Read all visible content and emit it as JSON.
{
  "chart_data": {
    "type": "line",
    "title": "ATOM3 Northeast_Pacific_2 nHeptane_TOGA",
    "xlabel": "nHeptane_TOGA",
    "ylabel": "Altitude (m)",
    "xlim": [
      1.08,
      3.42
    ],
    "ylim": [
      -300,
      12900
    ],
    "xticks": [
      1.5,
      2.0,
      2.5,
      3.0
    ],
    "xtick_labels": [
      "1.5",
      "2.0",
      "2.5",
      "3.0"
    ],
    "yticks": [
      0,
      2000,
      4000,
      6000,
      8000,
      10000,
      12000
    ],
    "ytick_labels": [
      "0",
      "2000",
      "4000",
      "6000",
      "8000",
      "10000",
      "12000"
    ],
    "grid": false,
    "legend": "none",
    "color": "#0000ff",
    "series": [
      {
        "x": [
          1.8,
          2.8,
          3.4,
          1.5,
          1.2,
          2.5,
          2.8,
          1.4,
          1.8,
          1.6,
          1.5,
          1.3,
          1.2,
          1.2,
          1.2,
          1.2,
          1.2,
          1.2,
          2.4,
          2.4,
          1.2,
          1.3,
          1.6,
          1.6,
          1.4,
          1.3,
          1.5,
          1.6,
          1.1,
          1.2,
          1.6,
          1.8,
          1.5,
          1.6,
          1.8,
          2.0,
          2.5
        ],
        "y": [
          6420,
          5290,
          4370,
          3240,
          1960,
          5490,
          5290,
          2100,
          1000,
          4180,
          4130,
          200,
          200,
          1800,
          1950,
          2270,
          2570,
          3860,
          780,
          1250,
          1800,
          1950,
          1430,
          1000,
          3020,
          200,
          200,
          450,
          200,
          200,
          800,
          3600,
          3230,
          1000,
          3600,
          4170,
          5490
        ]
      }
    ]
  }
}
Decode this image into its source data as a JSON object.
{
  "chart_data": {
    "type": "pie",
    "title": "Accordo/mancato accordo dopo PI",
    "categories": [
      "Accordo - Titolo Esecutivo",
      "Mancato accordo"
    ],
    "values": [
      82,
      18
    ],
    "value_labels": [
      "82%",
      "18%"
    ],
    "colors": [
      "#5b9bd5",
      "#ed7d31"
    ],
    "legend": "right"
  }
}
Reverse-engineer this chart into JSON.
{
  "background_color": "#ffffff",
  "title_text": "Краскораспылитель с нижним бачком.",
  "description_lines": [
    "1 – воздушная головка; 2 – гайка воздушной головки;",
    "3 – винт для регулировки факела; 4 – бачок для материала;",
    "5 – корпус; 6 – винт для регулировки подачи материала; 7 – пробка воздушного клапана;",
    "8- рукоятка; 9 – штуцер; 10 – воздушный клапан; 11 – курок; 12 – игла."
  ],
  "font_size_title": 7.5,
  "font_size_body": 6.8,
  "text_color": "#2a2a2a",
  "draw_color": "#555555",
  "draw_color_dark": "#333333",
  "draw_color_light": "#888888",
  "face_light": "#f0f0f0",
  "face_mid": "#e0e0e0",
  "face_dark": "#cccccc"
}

__________________________________________________

[Task]: Retype all the material above precisely, with no line left out.

[The answer]:
Read all visible content and emit it as JSON.
{
  "chart_data": {
    "type": "line",
    "title": "ATOM3 Northeast_Pacific_2 nHeptane_TOGA",
    "xlabel": "nHeptane_TOGA",
    "ylabel": "Altitude (m)",
    "xlim": [
      1.08,
      3.42
    ],
    "ylim": [
      -300,
      12900
    ],
    "xticks": [
      1.5,
      2.0,
      2.5,
      3.0
    ],
    "xtick_labels": [
      "1.5",
      "2.0",
      "2.5",
      "3.0"
    ],
    "yticks": [
      0,
      2000,
      4000,
      6000,
      8000,
      10000,
      12000
    ],
    "ytick_labels": [
      "0",
      "2000",
      "4000",
      "6000",
      "8000",
      "10000",
      "12000"
    ],
    "grid": false,
    "legend": "none",
    "color": "#0000ff",
    "series": [
      {
        "x": [
          1.8,
          2.8,
          3.4,
          1.5,
          1.2,
          2.5,
          2.8,
          1.4,
          1.8,
          1.6,
          1.5,
          1.3,
          1.2,
          1.2,
          1.2,
          1.2,
          1.2,
          1.2,
          2.4,
          2.4,
          1.2,
          1.3,
          1.6,
          1.6,
          1.4,
          1.3,
          1.5,
          1.6,
          1.1,
          1.2,
          1.6,
          1.8,
          1.5,
          1.6,
          1.8,
          2.0,
          2.5
        ],
        "y": [
          6420,
          5290,
          4370,
          3240,
          1960,
          5490,
          5290,
          2100,
          1000,
          4180,
          4130,
          200,
          200,
          1800,
          1950,
          2270,
          2570,
          3860,
          780,
          1250,
          1800,
          1950,
          1430,
          1000,
          3020,
          200,
          200,
          450,
          200,
          200,
          800,
          3600,
          3230,
          1000,
          3600,
          4170,
          5490
        ]
      }
    ]
  }
}
Decode this image into its source data as a JSON object.
{
  "chart_data": {
    "type": "pie",
    "title": "Accordo/mancato accordo dopo PI",
    "categories": [
      "Accordo - Titolo Esecutivo",
      "Mancato accordo"
    ],
    "values": [
      82,
      18
    ],
    "value_labels": [
      "82%",
      "18%"
    ],
    "colors": [
      "#5b9bd5",
      "#ed7d31"
    ],
    "legend": "right"
  }
}
Reverse-engineer this chart into JSON.
{
  "background_color": "#ffffff",
  "title_text": "Краскораспылитель с нижним бачком.",
  "description_lines": [
    "1 – воздушная головка; 2 – гайка воздушной головки;",
    "3 – винт для регулировки факела; 4 – бачок для материала;",
    "5 – корпус; 6 – винт для регулировки подачи материала; 7 – пробка воздушного клапана;",
    "8- рукоятка; 9 – штуцер; 10 – воздушный клапан; 11 – курок; 12 – игла."
  ],
  "font_size_title": 7.5,
  "font_size_body": 6.8,
  "text_color": "#2a2a2a",
  "draw_color": "#555555",
  "draw_color_dark": "#333333",
  "draw_color_light": "#888888",
  "face_light": "#f0f0f0",
  "face_mid": "#e0e0e0",
  "face_dark": "#cccccc"
}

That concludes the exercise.